Directions for this task
Scan the listing below and copy every line holding "rein".

Data supplied

** BEGIN **

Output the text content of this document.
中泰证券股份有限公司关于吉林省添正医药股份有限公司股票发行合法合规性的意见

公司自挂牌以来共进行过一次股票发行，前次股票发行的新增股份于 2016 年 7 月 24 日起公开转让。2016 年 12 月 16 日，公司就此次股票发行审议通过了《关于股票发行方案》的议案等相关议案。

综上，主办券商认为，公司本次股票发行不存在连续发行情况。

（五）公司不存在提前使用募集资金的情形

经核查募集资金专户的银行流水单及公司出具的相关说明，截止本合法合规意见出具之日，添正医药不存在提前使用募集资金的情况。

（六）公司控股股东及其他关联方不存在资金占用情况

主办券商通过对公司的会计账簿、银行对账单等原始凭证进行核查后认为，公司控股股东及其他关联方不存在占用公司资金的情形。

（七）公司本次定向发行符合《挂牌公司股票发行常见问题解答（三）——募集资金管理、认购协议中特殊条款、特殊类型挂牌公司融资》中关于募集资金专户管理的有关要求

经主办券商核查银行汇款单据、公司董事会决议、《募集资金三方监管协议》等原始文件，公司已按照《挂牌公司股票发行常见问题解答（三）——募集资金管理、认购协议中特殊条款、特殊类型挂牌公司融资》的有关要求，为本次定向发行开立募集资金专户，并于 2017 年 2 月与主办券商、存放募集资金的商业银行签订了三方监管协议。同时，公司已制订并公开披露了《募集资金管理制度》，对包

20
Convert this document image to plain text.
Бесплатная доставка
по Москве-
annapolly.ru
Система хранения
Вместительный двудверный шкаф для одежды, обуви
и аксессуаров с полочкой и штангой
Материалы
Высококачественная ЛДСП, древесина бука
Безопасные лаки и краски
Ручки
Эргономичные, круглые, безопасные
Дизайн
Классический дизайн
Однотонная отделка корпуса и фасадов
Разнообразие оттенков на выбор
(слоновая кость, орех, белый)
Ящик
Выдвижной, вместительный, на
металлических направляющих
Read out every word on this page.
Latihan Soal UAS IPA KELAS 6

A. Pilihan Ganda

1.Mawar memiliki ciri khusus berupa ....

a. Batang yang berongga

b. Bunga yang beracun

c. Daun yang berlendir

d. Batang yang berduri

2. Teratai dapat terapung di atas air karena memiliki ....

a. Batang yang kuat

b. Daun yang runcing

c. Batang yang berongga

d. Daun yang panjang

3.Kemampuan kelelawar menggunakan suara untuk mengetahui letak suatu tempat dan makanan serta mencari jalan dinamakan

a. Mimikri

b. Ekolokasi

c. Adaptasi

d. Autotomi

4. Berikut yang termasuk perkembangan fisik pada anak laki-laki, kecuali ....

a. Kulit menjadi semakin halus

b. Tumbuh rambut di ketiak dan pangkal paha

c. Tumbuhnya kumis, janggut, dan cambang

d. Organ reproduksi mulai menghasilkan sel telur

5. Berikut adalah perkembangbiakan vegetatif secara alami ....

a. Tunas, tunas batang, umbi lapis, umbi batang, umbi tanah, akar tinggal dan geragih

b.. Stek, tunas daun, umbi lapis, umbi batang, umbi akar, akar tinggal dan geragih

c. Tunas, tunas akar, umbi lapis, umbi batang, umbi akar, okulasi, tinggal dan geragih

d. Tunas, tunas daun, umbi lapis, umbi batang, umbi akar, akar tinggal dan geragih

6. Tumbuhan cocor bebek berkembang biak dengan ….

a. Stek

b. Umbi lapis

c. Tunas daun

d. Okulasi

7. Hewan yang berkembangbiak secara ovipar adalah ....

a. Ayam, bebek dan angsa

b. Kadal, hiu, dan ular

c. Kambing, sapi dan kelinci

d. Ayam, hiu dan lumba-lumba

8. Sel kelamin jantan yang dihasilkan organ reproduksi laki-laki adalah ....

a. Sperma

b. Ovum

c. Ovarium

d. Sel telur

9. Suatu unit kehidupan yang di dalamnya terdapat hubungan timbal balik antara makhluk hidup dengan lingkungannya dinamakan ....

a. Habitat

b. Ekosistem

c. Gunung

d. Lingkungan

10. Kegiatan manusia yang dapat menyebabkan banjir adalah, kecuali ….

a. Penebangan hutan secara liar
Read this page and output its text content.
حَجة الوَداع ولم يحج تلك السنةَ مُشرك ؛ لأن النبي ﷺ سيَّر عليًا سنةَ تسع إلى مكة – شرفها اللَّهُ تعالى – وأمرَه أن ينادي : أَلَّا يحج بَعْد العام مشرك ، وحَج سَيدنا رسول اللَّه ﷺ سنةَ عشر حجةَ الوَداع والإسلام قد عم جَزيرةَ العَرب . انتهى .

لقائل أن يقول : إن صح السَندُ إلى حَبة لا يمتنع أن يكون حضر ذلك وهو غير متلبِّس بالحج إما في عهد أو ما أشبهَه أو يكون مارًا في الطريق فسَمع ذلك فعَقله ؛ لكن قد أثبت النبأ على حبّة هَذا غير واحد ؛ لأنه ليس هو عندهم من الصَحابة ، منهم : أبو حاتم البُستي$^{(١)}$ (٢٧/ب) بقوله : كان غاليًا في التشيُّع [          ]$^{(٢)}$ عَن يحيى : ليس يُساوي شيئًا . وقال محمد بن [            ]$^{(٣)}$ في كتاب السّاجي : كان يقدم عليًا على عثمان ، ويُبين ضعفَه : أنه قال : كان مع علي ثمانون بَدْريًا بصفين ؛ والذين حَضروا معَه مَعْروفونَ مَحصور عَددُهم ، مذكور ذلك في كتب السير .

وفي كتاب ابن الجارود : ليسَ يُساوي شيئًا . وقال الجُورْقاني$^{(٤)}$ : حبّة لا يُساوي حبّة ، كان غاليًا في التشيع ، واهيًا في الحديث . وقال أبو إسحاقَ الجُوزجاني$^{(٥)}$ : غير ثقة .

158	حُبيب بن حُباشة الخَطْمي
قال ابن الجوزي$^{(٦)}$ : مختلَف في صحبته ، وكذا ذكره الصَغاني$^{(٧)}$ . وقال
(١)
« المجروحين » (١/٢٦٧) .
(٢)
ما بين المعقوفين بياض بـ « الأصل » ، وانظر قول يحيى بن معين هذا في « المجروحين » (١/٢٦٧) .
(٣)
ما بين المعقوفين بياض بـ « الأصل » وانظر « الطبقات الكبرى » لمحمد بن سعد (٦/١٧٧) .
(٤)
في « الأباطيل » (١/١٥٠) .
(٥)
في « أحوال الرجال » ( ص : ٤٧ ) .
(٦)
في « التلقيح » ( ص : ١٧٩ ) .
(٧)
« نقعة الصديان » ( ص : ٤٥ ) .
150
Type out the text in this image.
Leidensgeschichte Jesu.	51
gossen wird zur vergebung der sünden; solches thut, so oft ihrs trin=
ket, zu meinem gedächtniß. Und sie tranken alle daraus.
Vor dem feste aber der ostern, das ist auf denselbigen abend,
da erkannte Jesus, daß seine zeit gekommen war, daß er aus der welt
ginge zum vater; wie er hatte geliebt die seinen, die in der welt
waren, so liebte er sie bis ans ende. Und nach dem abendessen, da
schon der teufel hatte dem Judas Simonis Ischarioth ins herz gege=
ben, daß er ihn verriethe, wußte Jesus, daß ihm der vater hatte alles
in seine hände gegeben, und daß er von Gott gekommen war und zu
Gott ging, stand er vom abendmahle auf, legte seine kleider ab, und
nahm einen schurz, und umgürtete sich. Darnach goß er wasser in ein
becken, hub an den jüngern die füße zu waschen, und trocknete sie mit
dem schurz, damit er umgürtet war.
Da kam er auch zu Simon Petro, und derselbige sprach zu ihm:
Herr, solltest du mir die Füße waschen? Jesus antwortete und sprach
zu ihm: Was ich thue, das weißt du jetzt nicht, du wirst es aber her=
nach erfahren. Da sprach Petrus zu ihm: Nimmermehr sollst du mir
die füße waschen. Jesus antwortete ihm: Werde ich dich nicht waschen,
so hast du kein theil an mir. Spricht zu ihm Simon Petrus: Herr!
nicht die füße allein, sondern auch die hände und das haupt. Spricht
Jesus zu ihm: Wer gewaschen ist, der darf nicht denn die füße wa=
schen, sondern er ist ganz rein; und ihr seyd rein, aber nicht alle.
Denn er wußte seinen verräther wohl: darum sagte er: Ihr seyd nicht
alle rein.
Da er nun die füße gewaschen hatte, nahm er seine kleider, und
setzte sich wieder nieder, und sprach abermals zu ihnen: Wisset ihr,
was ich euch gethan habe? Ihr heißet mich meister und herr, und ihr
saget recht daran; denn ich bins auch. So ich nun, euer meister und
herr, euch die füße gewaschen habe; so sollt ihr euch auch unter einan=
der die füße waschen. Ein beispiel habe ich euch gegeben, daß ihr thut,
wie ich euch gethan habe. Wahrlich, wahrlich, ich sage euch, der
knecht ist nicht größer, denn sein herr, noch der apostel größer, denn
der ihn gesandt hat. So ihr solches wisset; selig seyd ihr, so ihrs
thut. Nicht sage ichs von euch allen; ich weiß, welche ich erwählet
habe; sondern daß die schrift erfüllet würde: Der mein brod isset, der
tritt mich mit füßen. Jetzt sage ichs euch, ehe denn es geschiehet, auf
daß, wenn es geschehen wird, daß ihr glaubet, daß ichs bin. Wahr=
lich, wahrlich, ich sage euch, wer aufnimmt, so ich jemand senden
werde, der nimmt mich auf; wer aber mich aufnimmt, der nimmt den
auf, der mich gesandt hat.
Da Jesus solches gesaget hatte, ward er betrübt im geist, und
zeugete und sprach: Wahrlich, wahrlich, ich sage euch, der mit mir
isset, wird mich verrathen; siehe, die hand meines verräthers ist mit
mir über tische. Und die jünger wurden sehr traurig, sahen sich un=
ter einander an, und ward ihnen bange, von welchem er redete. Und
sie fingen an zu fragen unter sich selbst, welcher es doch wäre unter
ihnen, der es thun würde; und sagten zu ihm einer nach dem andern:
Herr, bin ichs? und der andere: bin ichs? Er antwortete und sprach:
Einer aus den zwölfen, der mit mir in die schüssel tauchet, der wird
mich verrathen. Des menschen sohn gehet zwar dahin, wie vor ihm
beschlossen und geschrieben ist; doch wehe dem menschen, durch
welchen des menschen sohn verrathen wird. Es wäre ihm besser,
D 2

** END **

Result below
schen, sondern er ist ganz rein; und ihr seyd rein, aber nicht alle.
alle rein.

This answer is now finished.